## begin
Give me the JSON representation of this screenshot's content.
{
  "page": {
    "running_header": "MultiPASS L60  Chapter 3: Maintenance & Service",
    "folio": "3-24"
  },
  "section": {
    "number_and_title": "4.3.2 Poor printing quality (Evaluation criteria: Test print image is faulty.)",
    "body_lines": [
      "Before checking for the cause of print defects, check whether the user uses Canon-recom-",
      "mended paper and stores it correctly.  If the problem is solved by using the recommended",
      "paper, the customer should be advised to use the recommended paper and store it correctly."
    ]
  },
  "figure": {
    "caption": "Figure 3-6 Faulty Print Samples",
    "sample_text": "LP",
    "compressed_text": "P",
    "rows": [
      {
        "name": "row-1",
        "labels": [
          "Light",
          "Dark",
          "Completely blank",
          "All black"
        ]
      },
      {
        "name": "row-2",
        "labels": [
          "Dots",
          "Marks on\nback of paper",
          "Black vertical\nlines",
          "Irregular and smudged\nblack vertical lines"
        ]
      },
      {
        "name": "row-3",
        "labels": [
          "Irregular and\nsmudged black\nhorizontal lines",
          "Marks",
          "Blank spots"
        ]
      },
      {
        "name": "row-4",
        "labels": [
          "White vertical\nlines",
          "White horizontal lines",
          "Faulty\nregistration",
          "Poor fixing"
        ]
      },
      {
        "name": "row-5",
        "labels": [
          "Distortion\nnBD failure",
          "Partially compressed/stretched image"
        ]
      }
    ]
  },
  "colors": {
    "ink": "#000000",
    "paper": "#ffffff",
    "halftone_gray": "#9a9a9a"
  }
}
## end
## begin
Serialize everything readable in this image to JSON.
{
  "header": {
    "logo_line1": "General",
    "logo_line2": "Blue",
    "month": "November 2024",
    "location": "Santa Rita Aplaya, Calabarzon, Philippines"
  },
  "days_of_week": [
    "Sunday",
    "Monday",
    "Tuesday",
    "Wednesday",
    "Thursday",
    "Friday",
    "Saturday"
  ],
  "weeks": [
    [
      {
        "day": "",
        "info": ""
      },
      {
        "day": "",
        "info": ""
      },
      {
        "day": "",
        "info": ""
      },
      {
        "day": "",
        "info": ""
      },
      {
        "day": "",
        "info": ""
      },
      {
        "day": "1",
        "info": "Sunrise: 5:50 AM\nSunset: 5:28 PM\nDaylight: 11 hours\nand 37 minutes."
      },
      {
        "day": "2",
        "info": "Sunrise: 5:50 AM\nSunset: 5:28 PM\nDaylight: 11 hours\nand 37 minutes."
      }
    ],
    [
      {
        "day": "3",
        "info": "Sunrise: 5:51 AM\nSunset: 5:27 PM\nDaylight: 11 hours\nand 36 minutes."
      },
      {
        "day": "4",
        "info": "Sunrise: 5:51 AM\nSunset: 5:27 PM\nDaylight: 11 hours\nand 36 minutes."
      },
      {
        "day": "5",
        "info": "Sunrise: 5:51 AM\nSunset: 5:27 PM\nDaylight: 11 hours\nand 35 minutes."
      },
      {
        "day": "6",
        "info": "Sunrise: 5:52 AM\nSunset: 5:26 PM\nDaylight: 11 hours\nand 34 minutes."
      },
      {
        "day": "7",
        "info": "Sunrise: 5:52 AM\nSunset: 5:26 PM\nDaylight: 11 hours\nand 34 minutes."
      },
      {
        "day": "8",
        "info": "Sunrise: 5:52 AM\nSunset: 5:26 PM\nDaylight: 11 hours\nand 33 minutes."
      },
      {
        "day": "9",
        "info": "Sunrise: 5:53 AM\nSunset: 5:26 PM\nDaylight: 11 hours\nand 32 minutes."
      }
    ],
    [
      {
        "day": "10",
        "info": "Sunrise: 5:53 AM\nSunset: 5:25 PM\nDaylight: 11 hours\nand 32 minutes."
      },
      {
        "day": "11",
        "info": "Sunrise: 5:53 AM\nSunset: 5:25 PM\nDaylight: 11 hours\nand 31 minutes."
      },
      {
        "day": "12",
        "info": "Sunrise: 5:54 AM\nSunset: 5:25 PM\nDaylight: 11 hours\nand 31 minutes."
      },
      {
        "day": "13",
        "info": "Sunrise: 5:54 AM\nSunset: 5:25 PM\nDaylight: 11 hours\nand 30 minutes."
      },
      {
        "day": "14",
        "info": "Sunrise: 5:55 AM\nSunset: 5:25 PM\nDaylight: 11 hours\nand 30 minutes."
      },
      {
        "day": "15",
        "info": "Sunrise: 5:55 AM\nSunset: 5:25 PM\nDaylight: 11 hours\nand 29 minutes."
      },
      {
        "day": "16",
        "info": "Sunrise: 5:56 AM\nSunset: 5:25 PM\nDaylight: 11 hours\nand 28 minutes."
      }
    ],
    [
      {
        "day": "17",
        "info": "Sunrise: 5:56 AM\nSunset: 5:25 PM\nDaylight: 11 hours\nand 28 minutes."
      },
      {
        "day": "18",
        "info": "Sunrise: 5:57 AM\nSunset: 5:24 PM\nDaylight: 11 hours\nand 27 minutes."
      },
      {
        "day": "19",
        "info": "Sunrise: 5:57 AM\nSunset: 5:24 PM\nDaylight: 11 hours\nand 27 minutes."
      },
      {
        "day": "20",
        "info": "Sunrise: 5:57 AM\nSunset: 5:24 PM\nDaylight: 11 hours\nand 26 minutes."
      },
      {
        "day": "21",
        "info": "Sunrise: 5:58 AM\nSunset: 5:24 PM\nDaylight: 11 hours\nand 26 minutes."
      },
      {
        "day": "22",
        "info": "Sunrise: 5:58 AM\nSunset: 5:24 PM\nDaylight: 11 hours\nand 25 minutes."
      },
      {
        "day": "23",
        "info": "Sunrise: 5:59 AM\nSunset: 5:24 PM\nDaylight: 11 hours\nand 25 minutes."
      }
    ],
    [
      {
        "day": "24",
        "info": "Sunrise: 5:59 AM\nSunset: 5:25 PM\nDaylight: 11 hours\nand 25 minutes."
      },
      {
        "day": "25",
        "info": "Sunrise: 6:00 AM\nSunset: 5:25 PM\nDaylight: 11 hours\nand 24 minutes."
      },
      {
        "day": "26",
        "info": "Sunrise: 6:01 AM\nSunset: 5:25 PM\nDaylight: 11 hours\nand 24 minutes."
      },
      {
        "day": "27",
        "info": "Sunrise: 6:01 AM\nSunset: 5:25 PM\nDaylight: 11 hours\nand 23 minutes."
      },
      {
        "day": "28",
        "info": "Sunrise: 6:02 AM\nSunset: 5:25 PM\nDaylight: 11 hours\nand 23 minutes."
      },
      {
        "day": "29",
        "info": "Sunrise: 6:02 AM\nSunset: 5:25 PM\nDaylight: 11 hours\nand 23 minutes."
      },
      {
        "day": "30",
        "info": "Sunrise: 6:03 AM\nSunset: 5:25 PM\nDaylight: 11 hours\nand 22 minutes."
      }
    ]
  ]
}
## end
## begin
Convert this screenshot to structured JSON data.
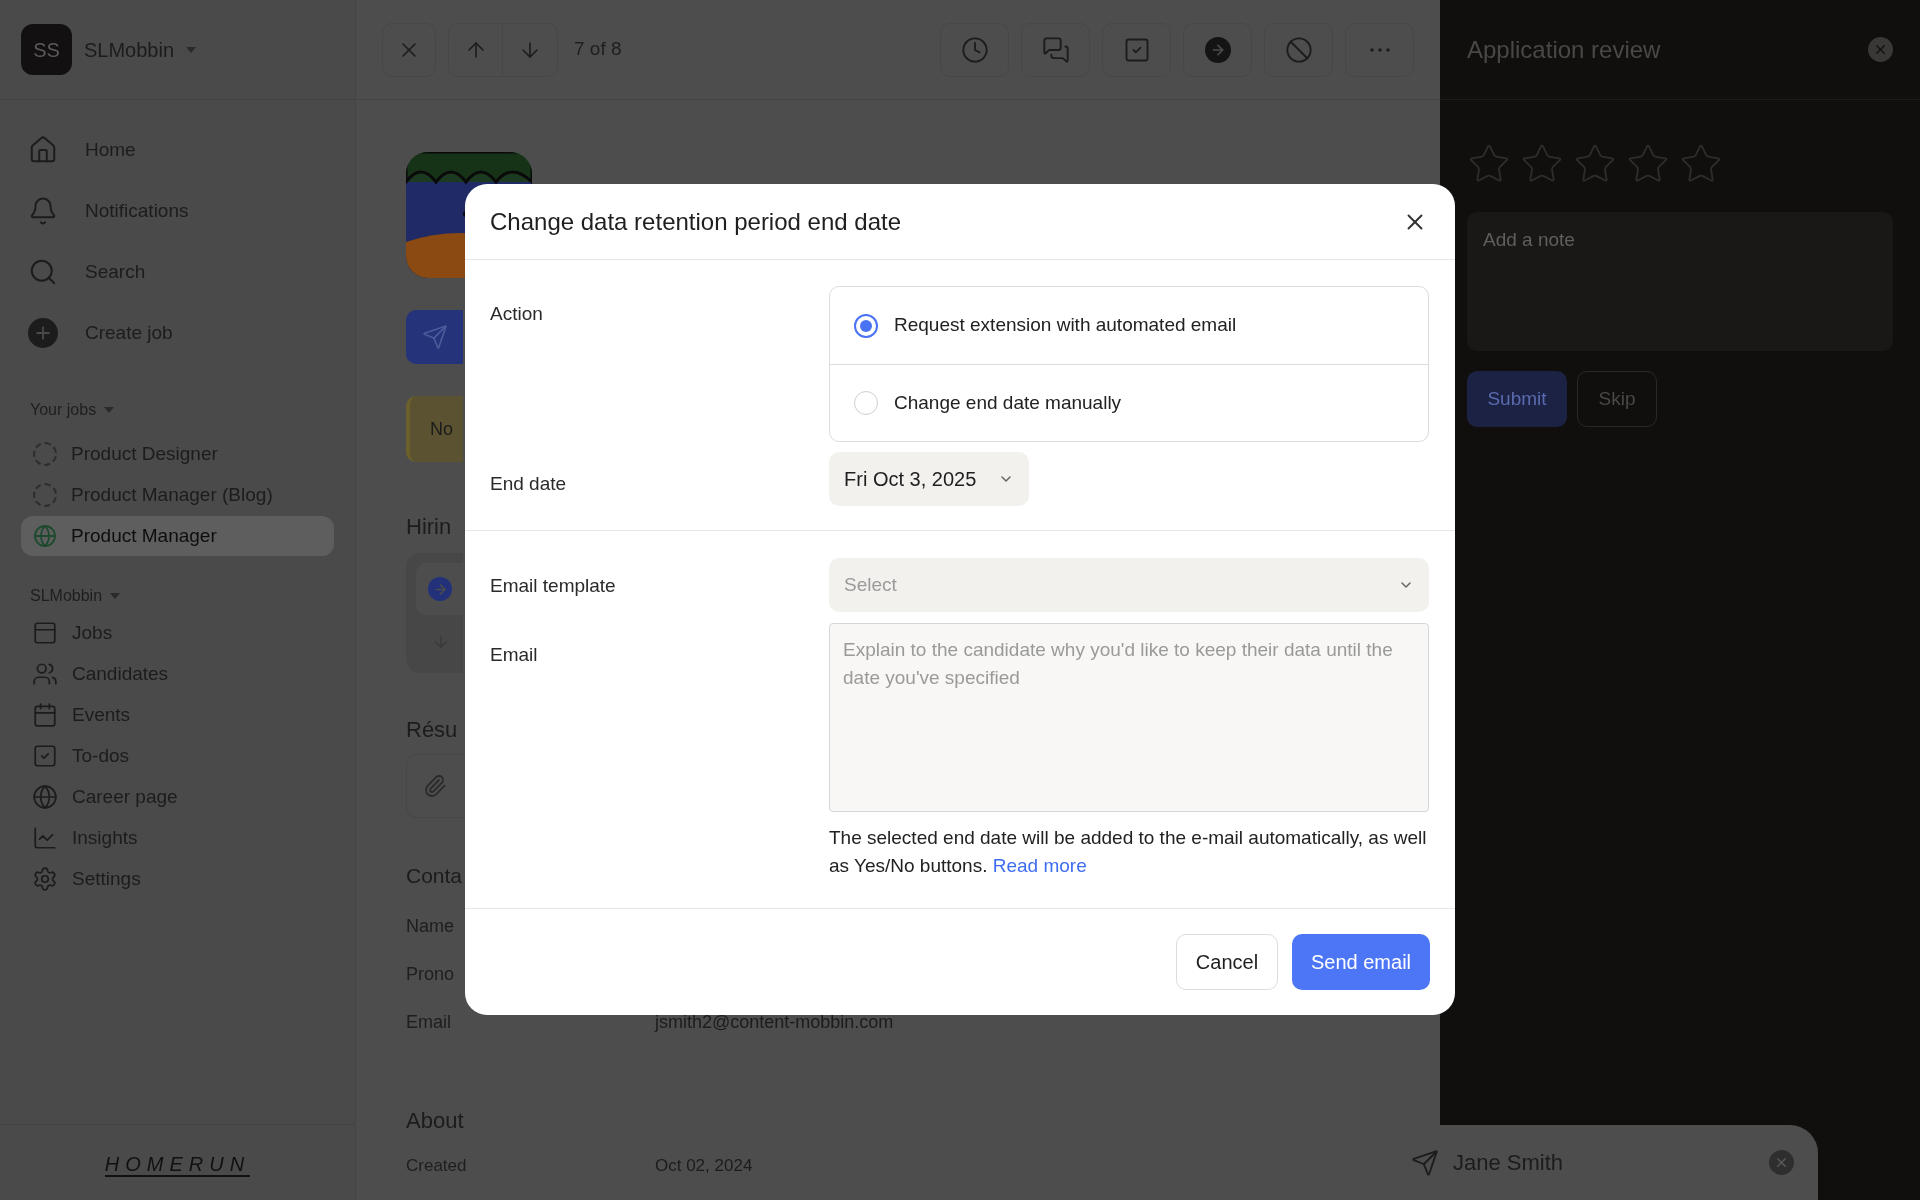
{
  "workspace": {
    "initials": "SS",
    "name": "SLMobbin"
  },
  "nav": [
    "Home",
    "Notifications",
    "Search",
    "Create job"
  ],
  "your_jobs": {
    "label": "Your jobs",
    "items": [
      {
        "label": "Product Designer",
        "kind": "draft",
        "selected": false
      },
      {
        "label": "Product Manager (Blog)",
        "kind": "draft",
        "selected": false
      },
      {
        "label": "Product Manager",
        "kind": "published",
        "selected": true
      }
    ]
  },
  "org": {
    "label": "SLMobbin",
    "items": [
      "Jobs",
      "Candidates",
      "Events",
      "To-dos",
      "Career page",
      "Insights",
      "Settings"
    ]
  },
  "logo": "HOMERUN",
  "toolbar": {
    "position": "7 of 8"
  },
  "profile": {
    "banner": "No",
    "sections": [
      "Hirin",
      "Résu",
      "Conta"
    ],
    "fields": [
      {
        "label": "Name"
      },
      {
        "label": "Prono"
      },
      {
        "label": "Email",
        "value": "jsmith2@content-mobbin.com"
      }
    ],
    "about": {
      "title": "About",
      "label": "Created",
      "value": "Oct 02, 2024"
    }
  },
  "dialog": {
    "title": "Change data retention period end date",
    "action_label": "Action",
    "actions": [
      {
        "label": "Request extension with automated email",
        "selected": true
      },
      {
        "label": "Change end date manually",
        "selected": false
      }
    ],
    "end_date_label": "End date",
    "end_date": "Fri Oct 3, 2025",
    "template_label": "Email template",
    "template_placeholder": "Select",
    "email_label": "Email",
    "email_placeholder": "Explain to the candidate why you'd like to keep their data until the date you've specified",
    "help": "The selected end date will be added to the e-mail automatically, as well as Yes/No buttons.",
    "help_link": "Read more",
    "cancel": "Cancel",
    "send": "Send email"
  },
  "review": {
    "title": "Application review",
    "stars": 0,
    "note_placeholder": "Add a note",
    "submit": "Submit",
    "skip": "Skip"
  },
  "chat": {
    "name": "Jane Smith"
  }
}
## end
Instructions for the task:
Check every line of the data above for the string "vertical", and copy those that have it.

The solution:
          "Black vertical\nlines",
          "Irregular and smudged\nblack vertical lines"
          "White vertical\nlines",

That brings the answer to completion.